(Stated task)
Report every line in the listing that contains the string "main".

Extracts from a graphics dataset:
★ ★ ★ ★

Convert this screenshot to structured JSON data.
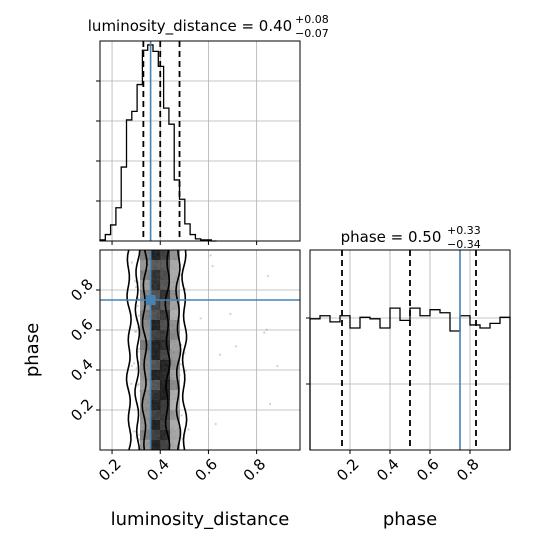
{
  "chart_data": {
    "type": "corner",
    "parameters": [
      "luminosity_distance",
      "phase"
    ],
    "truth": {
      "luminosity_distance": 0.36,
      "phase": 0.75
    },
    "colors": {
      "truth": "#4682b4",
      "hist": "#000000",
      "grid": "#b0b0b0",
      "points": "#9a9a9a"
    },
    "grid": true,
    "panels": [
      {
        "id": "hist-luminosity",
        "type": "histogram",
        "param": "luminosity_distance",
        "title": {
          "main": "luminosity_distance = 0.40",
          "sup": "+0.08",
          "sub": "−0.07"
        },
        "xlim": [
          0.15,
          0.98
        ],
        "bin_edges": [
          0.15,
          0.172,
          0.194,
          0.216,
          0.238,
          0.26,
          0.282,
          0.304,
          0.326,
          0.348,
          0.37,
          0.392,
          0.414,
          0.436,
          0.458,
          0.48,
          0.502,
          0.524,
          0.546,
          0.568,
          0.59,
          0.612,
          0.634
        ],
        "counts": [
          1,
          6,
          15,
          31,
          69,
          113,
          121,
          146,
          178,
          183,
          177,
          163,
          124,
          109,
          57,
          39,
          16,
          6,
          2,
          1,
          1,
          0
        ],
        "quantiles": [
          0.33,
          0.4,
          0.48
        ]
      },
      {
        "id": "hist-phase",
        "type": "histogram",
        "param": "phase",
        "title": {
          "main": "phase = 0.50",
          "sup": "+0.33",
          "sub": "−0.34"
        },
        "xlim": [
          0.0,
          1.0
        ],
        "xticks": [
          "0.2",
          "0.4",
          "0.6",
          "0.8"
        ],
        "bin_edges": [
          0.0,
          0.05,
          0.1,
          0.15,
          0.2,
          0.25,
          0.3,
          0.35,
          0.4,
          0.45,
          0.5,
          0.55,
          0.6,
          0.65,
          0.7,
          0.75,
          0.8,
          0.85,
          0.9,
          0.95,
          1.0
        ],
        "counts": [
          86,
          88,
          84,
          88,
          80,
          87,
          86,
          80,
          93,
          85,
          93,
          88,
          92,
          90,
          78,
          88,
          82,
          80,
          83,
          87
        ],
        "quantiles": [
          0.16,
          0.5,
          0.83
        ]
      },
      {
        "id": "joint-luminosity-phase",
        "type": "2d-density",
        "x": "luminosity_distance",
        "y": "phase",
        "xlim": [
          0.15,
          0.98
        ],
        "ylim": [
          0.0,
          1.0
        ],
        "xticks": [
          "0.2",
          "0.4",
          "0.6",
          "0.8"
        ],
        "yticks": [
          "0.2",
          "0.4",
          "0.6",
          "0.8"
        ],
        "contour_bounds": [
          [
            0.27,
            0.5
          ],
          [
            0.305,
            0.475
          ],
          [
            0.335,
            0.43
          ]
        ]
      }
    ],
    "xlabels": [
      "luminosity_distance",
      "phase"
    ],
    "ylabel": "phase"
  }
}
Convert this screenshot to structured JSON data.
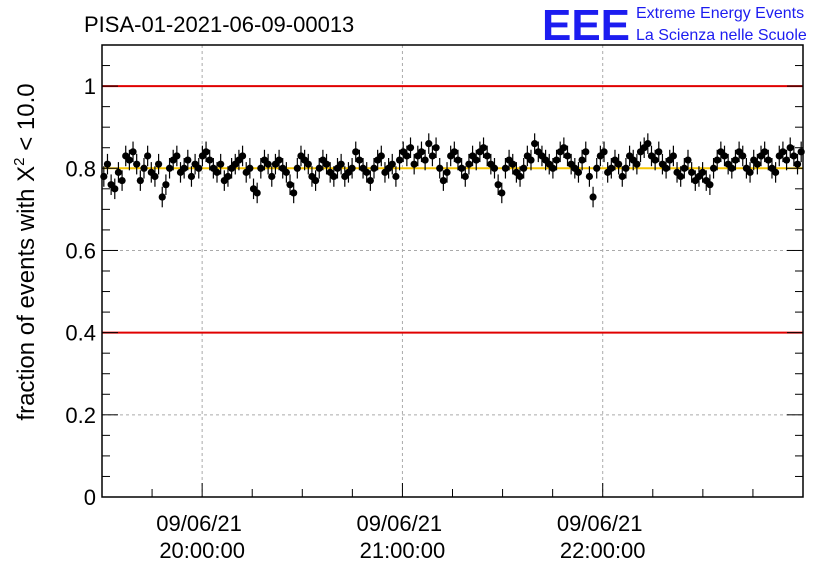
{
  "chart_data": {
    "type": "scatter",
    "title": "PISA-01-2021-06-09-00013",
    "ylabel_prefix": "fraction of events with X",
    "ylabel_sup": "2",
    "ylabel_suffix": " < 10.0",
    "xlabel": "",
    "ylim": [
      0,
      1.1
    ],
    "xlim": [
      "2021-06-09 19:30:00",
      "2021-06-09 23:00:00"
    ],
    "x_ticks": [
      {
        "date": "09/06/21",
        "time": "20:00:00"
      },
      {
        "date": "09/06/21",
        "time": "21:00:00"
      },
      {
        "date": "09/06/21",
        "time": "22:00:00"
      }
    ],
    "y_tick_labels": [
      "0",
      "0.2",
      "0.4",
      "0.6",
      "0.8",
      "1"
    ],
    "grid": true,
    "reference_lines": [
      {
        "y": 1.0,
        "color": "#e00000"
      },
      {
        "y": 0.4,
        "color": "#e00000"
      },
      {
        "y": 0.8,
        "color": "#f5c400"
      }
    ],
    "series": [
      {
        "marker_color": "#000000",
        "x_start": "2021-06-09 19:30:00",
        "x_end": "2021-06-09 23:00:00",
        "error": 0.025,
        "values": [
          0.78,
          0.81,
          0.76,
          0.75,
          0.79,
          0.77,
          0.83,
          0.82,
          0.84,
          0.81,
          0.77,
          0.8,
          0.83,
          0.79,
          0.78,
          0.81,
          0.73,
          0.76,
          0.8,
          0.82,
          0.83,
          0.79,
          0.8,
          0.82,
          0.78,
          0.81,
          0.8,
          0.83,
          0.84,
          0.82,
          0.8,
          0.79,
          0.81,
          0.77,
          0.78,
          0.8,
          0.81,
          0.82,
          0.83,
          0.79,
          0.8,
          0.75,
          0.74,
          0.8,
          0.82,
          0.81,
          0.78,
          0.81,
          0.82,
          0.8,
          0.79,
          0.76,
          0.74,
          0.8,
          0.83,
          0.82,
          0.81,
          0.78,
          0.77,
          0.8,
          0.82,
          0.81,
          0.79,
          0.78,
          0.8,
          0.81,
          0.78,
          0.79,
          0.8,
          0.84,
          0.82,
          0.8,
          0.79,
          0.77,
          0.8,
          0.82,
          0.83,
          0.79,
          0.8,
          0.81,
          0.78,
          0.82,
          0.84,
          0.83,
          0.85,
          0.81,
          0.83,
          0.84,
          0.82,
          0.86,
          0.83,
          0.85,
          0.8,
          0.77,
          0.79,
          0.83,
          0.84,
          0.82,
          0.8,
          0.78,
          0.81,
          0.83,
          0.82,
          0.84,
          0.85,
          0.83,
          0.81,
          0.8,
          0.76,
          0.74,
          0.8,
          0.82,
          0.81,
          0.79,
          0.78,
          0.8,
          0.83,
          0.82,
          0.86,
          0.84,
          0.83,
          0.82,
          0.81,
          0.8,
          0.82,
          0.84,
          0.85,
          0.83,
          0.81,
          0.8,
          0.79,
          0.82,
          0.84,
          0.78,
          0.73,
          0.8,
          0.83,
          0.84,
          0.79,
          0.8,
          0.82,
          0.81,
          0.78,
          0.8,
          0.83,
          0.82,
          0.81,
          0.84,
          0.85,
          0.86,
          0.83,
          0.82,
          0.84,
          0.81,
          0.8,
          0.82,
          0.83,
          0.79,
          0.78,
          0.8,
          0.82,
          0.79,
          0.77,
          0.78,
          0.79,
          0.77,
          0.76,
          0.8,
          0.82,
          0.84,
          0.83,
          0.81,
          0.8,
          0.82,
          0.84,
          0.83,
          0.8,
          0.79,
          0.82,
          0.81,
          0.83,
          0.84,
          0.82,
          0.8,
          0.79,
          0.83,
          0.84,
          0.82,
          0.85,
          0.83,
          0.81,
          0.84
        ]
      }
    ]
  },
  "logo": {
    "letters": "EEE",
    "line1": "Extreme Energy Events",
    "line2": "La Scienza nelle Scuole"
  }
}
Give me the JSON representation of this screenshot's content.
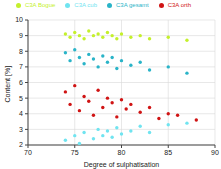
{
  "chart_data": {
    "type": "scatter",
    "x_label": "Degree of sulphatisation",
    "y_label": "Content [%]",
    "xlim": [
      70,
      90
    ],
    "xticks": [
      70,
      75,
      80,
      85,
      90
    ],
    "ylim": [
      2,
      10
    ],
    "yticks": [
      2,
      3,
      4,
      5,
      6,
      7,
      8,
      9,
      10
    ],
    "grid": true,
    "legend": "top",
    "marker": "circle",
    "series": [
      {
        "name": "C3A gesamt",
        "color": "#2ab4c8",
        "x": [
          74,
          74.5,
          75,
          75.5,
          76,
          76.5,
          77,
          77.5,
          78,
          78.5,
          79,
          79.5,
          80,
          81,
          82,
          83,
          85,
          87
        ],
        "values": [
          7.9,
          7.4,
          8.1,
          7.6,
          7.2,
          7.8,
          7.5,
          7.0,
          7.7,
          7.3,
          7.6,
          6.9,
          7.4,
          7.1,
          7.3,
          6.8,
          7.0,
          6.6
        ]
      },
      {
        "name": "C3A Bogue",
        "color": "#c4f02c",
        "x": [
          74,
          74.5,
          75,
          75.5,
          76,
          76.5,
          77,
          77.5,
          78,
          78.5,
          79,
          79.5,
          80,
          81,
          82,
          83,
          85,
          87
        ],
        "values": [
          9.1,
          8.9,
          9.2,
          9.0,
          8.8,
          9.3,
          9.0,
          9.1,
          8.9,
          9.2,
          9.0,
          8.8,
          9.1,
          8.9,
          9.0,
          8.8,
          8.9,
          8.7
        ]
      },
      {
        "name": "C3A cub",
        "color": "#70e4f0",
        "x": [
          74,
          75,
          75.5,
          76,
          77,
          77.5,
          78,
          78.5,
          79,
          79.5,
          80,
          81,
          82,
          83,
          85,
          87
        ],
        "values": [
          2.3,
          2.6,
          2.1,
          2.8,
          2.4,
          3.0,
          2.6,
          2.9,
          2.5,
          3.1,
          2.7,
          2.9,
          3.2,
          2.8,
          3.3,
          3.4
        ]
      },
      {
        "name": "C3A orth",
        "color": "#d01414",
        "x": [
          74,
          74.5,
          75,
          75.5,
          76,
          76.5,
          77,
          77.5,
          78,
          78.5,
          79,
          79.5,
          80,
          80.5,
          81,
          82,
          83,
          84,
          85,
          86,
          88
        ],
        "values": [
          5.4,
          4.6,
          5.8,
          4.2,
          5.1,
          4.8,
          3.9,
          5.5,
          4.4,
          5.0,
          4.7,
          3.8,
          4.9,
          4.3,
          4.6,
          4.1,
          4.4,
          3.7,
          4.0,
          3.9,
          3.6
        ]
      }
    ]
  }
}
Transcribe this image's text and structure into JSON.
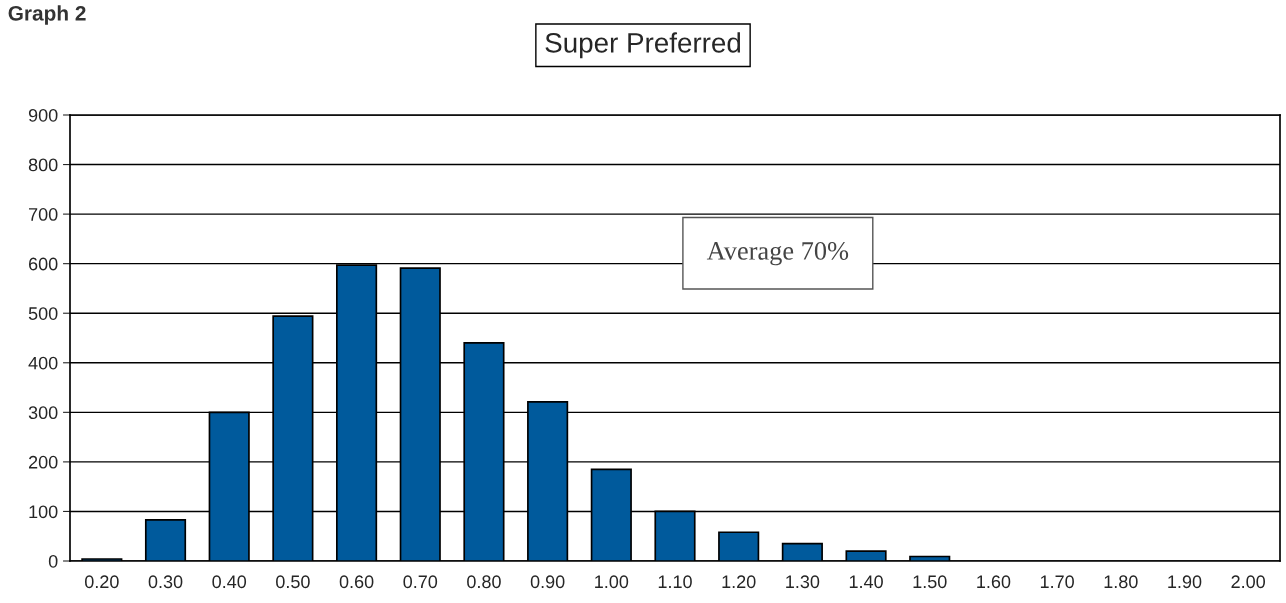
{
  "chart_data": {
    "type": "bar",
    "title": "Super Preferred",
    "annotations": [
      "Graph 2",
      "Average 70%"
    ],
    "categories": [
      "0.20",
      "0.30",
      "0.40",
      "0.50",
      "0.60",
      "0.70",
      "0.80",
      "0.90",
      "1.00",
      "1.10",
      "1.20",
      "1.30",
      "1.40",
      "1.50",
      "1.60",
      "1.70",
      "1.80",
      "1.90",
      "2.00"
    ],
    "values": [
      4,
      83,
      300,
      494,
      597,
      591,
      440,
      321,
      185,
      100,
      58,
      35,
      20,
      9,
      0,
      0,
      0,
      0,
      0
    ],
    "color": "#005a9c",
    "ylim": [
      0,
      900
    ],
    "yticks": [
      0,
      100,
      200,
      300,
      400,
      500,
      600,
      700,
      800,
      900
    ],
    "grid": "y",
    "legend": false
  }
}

★ ★ ★ ★

(Answer)
          "main": "luminosity_distance = 0.40",
          "main": "phase = 0.50",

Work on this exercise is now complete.